* _To do_: Print each entry below precisely as it reads.
::: Information shown
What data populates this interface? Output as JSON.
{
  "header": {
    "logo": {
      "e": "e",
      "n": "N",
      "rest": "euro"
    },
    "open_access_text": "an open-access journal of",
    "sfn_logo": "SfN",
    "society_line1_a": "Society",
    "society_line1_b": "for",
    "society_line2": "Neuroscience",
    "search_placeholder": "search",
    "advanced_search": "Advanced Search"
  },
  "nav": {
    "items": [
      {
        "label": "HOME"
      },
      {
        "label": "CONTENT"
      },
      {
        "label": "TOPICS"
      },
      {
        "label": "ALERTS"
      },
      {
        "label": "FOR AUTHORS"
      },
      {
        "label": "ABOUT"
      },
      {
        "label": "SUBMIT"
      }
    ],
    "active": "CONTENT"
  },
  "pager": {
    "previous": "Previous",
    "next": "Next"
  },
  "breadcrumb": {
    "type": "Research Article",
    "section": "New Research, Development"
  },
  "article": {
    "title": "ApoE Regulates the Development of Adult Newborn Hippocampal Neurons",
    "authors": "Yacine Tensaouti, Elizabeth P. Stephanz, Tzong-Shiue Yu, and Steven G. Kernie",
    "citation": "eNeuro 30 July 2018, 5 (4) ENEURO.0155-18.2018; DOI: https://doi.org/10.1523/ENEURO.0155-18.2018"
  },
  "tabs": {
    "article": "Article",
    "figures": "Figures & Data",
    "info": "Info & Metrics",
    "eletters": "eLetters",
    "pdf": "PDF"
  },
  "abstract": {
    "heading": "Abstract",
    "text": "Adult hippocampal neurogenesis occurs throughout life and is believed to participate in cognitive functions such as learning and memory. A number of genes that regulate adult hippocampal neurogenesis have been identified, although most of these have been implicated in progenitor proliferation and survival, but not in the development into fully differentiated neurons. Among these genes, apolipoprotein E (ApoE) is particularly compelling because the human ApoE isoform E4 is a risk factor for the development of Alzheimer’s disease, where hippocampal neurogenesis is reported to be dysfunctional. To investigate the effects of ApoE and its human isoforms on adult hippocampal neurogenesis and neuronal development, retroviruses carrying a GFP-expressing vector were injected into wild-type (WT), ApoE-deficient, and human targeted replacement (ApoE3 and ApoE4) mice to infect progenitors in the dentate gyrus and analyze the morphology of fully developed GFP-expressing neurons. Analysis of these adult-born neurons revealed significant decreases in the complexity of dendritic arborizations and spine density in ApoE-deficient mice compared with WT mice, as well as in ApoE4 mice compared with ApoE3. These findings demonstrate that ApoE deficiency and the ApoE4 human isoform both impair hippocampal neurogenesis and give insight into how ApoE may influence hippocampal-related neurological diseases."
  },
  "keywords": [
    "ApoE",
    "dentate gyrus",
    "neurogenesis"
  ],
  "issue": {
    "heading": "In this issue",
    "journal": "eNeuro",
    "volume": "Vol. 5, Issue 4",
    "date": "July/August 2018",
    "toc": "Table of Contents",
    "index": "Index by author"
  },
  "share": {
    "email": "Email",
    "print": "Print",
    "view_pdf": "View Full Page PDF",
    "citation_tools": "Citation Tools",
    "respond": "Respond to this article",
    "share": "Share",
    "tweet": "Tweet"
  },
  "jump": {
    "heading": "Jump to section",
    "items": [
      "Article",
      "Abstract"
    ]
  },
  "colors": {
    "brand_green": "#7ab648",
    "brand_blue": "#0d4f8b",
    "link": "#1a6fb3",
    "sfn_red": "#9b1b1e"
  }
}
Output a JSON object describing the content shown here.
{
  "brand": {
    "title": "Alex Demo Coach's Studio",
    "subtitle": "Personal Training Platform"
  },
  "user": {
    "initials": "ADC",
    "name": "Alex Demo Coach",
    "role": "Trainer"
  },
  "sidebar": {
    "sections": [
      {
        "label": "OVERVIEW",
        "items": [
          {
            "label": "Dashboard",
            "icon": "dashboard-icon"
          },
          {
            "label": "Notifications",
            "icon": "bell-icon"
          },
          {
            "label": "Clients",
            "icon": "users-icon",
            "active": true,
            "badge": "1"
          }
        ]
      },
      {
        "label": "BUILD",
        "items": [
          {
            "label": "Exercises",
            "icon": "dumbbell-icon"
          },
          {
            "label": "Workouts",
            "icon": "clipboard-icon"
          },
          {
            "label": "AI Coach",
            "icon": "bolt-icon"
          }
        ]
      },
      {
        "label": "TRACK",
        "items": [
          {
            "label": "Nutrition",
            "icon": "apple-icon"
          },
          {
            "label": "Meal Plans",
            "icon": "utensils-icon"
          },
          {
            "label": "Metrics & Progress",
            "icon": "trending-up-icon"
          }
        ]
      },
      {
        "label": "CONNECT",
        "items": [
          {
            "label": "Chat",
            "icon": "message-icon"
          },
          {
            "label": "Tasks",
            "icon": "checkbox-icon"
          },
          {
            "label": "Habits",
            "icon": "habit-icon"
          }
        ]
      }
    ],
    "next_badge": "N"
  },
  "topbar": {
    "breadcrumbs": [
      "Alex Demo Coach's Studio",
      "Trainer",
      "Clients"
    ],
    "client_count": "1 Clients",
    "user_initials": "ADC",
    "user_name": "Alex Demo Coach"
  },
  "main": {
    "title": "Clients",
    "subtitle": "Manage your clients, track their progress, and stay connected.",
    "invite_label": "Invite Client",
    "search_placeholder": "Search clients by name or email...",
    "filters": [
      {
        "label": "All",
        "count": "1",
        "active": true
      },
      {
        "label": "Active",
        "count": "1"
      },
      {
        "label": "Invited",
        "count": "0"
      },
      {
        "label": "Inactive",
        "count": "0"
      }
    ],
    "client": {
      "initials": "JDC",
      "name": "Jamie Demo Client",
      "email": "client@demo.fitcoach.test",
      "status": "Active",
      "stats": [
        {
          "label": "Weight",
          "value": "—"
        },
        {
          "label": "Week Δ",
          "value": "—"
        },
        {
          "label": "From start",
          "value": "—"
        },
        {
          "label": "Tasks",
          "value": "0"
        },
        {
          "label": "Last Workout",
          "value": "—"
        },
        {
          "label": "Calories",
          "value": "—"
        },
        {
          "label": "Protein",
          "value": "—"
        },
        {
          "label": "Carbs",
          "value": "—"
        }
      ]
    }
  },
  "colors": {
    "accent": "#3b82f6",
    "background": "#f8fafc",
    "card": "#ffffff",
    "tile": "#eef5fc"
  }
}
::::::
* _Result below_:
What data populates this interface? Output as JSON.
{
  "header": {
    "logo": {
      "e": "e",
      "n": "N",
      "rest": "euro"
    },
    "open_access_text": "an open-access journal of",
    "sfn_logo": "SfN",
    "society_line1_a": "Society",
    "society_line1_b": "for",
    "society_line2": "Neuroscience",
    "search_placeholder": "search",
    "advanced_search": "Advanced Search"
  },
  "nav": {
    "items": [
      {
        "label": "HOME"
      },
      {
        "label": "CONTENT"
      },
      {
        "label": "TOPICS"
      },
      {
        "label": "ALERTS"
      },
      {
        "label": "FOR AUTHORS"
      },
      {
        "label": "ABOUT"
      },
      {
        "label": "SUBMIT"
      }
    ],
    "active": "CONTENT"
  },
  "pager": {
    "previous": "Previous",
    "next": "Next"
  },
  "breadcrumb": {
    "type": "Research Article",
    "section": "New Research, Development"
  },
  "article": {
    "title": "ApoE Regulates the Development of Adult Newborn Hippocampal Neurons",
    "authors": "Yacine Tensaouti, Elizabeth P. Stephanz, Tzong-Shiue Yu, and Steven G. Kernie",
    "citation": "eNeuro 30 July 2018, 5 (4) ENEURO.0155-18.2018; DOI: https://doi.org/10.1523/ENEURO.0155-18.2018"
  },
  "tabs": {
    "article": "Article",
    "figures": "Figures & Data",
    "info": "Info & Metrics",
    "eletters": "eLetters",
    "pdf": "PDF"
  },
  "abstract": {
    "heading": "Abstract",
    "text": "Adult hippocampal neurogenesis occurs throughout life and is believed to participate in cognitive functions such as learning and memory. A number of genes that regulate adult hippocampal neurogenesis have been identified, although most of these have been implicated in progenitor proliferation and survival, but not in the development into fully differentiated neurons. Among these genes, apolipoprotein E (ApoE) is particularly compelling because the human ApoE isoform E4 is a risk factor for the development of Alzheimer’s disease, where hippocampal neurogenesis is reported to be dysfunctional. To investigate the effects of ApoE and its human isoforms on adult hippocampal neurogenesis and neuronal development, retroviruses carrying a GFP-expressing vector were injected into wild-type (WT), ApoE-deficient, and human targeted replacement (ApoE3 and ApoE4) mice to infect progenitors in the dentate gyrus and analyze the morphology of fully developed GFP-expressing neurons. Analysis of these adult-born neurons revealed significant decreases in the complexity of dendritic arborizations and spine density in ApoE-deficient mice compared with WT mice, as well as in ApoE4 mice compared with ApoE3. These findings demonstrate that ApoE deficiency and the ApoE4 human isoform both impair hippocampal neurogenesis and give insight into how ApoE may influence hippocampal-related neurological diseases."
  },
  "keywords": [
    "ApoE",
    "dentate gyrus",
    "neurogenesis"
  ],
  "issue": {
    "heading": "In this issue",
    "journal": "eNeuro",
    "volume": "Vol. 5, Issue 4",
    "date": "July/August 2018",
    "toc": "Table of Contents",
    "index": "Index by author"
  },
  "share": {
    "email": "Email",
    "print": "Print",
    "view_pdf": "View Full Page PDF",
    "citation_tools": "Citation Tools",
    "respond": "Respond to this article",
    "share": "Share",
    "tweet": "Tweet"
  },
  "jump": {
    "heading": "Jump to section",
    "items": [
      "Article",
      "Abstract"
    ]
  },
  "colors": {
    "brand_green": "#7ab648",
    "brand_blue": "#0d4f8b",
    "link": "#1a6fb3",
    "sfn_red": "#9b1b1e"
  }
}
Output a JSON object describing the content shown here.
{
  "brand": {
    "title": "Alex Demo Coach's Studio",
    "subtitle": "Personal Training Platform"
  },
  "user": {
    "initials": "ADC",
    "name": "Alex Demo Coach",
    "role": "Trainer"
  },
  "sidebar": {
    "sections": [
      {
        "label": "OVERVIEW",
        "items": [
          {
            "label": "Dashboard",
            "icon": "dashboard-icon"
          },
          {
            "label": "Notifications",
            "icon": "bell-icon"
          },
          {
            "label": "Clients",
            "icon": "users-icon",
            "active": true,
            "badge": "1"
          }
        ]
      },
      {
        "label": "BUILD",
        "items": [
          {
            "label": "Exercises",
            "icon": "dumbbell-icon"
          },
          {
            "label": "Workouts",
            "icon": "clipboard-icon"
          },
          {
            "label": "AI Coach",
            "icon": "bolt-icon"
          }
        ]
      },
      {
        "label": "TRACK",
        "items": [
          {
            "label": "Nutrition",
            "icon": "apple-icon"
          },
          {
            "label": "Meal Plans",
            "icon": "utensils-icon"
          },
          {
            "label": "Metrics & Progress",
            "icon": "trending-up-icon"
          }
        ]
      },
      {
        "label": "CONNECT",
        "items": [
          {
            "label": "Chat",
            "icon": "message-icon"
          },
          {
            "label": "Tasks",
            "icon": "checkbox-icon"
          },
          {
            "label": "Habits",
            "icon": "habit-icon"
          }
        ]
      }
    ],
    "next_badge": "N"
  },
  "topbar": {
    "breadcrumbs": [
      "Alex Demo Coach's Studio",
      "Trainer",
      "Clients"
    ],
    "client_count": "1 Clients",
    "user_initials": "ADC",
    "user_name": "Alex Demo Coach"
  },
  "main": {
    "title": "Clients",
    "subtitle": "Manage your clients, track their progress, and stay connected.",
    "invite_label": "Invite Client",
    "search_placeholder": "Search clients by name or email...",
    "filters": [
      {
        "label": "All",
        "count": "1",
        "active": true
      },
      {
        "label": "Active",
        "count": "1"
      },
      {
        "label": "Invited",
        "count": "0"
      },
      {
        "label": "Inactive",
        "count": "0"
      }
    ],
    "client": {
      "initials": "JDC",
      "name": "Jamie Demo Client",
      "email": "client@demo.fitcoach.test",
      "status": "Active",
      "stats": [
        {
          "label": "Weight",
          "value": "—"
        },
        {
          "label": "Week Δ",
          "value": "—"
        },
        {
          "label": "From start",
          "value": "—"
        },
        {
          "label": "Tasks",
          "value": "0"
        },
        {
          "label": "Last Workout",
          "value": "—"
        },
        {
          "label": "Calories",
          "value": "—"
        },
        {
          "label": "Protein",
          "value": "—"
        },
        {
          "label": "Carbs",
          "value": "—"
        }
      ]
    }
  },
  "colors": {
    "accent": "#3b82f6",
    "background": "#f8fafc",
    "card": "#ffffff",
    "tile": "#eef5fc"
  }
}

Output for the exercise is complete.